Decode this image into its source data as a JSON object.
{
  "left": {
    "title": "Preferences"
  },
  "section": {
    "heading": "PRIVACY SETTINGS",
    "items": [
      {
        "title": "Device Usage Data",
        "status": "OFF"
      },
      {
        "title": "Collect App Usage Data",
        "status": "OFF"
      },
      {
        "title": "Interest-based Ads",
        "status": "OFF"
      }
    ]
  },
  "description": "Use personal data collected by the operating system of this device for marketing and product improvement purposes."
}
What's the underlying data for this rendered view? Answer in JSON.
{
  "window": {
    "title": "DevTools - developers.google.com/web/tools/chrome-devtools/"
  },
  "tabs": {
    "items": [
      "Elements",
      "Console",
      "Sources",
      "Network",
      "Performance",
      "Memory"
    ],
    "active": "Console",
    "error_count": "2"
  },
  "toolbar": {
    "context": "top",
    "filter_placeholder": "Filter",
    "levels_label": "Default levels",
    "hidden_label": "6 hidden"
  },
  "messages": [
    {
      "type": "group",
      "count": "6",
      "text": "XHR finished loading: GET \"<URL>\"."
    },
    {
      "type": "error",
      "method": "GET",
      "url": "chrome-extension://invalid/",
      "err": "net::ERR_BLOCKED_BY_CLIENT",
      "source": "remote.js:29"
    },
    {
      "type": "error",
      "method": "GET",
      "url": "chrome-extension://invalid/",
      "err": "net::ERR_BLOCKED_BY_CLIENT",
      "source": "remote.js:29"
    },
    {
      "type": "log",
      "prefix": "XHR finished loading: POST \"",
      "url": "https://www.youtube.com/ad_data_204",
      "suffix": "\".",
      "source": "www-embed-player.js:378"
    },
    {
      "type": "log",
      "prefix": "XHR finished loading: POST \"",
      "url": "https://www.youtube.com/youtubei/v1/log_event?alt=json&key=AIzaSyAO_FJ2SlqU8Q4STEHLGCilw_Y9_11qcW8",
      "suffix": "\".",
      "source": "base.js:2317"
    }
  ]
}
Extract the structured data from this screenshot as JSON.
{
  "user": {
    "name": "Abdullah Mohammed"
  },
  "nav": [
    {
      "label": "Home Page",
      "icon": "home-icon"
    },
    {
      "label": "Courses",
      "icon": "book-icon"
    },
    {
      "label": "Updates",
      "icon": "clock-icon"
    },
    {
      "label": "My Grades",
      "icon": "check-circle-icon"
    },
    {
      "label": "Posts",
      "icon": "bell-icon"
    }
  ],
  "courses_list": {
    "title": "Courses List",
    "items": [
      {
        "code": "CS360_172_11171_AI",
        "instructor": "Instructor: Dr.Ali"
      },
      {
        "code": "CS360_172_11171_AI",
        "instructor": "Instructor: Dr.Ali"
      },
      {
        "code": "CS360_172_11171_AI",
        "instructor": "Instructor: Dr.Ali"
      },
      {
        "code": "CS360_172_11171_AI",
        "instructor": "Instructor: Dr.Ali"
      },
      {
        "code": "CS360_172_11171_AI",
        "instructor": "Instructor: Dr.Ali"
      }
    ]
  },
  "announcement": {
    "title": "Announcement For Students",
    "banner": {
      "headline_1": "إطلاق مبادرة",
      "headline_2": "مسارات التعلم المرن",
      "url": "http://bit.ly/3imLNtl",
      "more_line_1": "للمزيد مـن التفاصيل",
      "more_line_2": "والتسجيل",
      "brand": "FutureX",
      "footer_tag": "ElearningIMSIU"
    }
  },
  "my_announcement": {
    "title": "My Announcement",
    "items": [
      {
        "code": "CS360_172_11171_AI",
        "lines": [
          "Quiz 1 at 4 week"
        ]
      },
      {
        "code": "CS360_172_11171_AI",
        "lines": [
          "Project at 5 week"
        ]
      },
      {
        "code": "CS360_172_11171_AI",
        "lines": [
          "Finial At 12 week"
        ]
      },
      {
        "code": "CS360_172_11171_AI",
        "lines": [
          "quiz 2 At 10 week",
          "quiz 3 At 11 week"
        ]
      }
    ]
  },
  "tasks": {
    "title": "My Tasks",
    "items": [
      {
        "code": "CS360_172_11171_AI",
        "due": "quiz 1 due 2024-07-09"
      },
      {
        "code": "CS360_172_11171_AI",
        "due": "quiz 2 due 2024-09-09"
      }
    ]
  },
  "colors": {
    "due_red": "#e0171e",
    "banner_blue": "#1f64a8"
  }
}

▶ _THE EXERCISE_
Retype all of the material, keeping each line exact.

▶ _CORRECT OUTPUT_
Decode this image into its source data as a JSON object.
{
  "left": {
    "title": "Preferences"
  },
  "section": {
    "heading": "PRIVACY SETTINGS",
    "items": [
      {
        "title": "Device Usage Data",
        "status": "OFF"
      },
      {
        "title": "Collect App Usage Data",
        "status": "OFF"
      },
      {
        "title": "Interest-based Ads",
        "status": "OFF"
      }
    ]
  },
  "description": "Use personal data collected by the operating system of this device for marketing and product improvement purposes."
}
What's the underlying data for this rendered view? Answer in JSON.
{
  "window": {
    "title": "DevTools - developers.google.com/web/tools/chrome-devtools/"
  },
  "tabs": {
    "items": [
      "Elements",
      "Console",
      "Sources",
      "Network",
      "Performance",
      "Memory"
    ],
    "active": "Console",
    "error_count": "2"
  },
  "toolbar": {
    "context": "top",
    "filter_placeholder": "Filter",
    "levels_label": "Default levels",
    "hidden_label": "6 hidden"
  },
  "messages": [
    {
      "type": "group",
      "count": "6",
      "text": "XHR finished loading: GET \"<URL>\"."
    },
    {
      "type": "error",
      "method": "GET",
      "url": "chrome-extension://invalid/",
      "err": "net::ERR_BLOCKED_BY_CLIENT",
      "source": "remote.js:29"
    },
    {
      "type": "error",
      "method": "GET",
      "url": "chrome-extension://invalid/",
      "err": "net::ERR_BLOCKED_BY_CLIENT",
      "source": "remote.js:29"
    },
    {
      "type": "log",
      "prefix": "XHR finished loading: POST \"",
      "url": "https://www.youtube.com/ad_data_204",
      "suffix": "\".",
      "source": "www-embed-player.js:378"
    },
    {
      "type": "log",
      "prefix": "XHR finished loading: POST \"",
      "url": "https://www.youtube.com/youtubei/v1/log_event?alt=json&key=AIzaSyAO_FJ2SlqU8Q4STEHLGCilw_Y9_11qcW8",
      "suffix": "\".",
      "source": "base.js:2317"
    }
  ]
}
Extract the structured data from this screenshot as JSON.
{
  "user": {
    "name": "Abdullah Mohammed"
  },
  "nav": [
    {
      "label": "Home Page",
      "icon": "home-icon"
    },
    {
      "label": "Courses",
      "icon": "book-icon"
    },
    {
      "label": "Updates",
      "icon": "clock-icon"
    },
    {
      "label": "My Grades",
      "icon": "check-circle-icon"
    },
    {
      "label": "Posts",
      "icon": "bell-icon"
    }
  ],
  "courses_list": {
    "title": "Courses List",
    "items": [
      {
        "code": "CS360_172_11171_AI",
        "instructor": "Instructor: Dr.Ali"
      },
      {
        "code": "CS360_172_11171_AI",
        "instructor": "Instructor: Dr.Ali"
      },
      {
        "code": "CS360_172_11171_AI",
        "instructor": "Instructor: Dr.Ali"
      },
      {
        "code": "CS360_172_11171_AI",
        "instructor": "Instructor: Dr.Ali"
      },
      {
        "code": "CS360_172_11171_AI",
        "instructor": "Instructor: Dr.Ali"
      }
    ]
  },
  "announcement": {
    "title": "Announcement For Students",
    "banner": {
      "headline_1": "إطلاق مبادرة",
      "headline_2": "مسارات التعلم المرن",
      "url": "http://bit.ly/3imLNtl",
      "more_line_1": "للمزيد مـن التفاصيل",
      "more_line_2": "والتسجيل",
      "brand": "FutureX",
      "footer_tag": "ElearningIMSIU"
    }
  },
  "my_announcement": {
    "title": "My Announcement",
    "items": [
      {
        "code": "CS360_172_11171_AI",
        "lines": [
          "Quiz 1 at 4 week"
        ]
      },
      {
        "code": "CS360_172_11171_AI",
        "lines": [
          "Project at 5 week"
        ]
      },
      {
        "code": "CS360_172_11171_AI",
        "lines": [
          "Finial At 12 week"
        ]
      },
      {
        "code": "CS360_172_11171_AI",
        "lines": [
          "quiz 2 At 10 week",
          "quiz 3 At 11 week"
        ]
      }
    ]
  },
  "tasks": {
    "title": "My Tasks",
    "items": [
      {
        "code": "CS360_172_11171_AI",
        "due": "quiz 1 due 2024-07-09"
      },
      {
        "code": "CS360_172_11171_AI",
        "due": "quiz 2 due 2024-09-09"
      }
    ]
  },
  "colors": {
    "due_red": "#e0171e",
    "banner_blue": "#1f64a8"
  }
}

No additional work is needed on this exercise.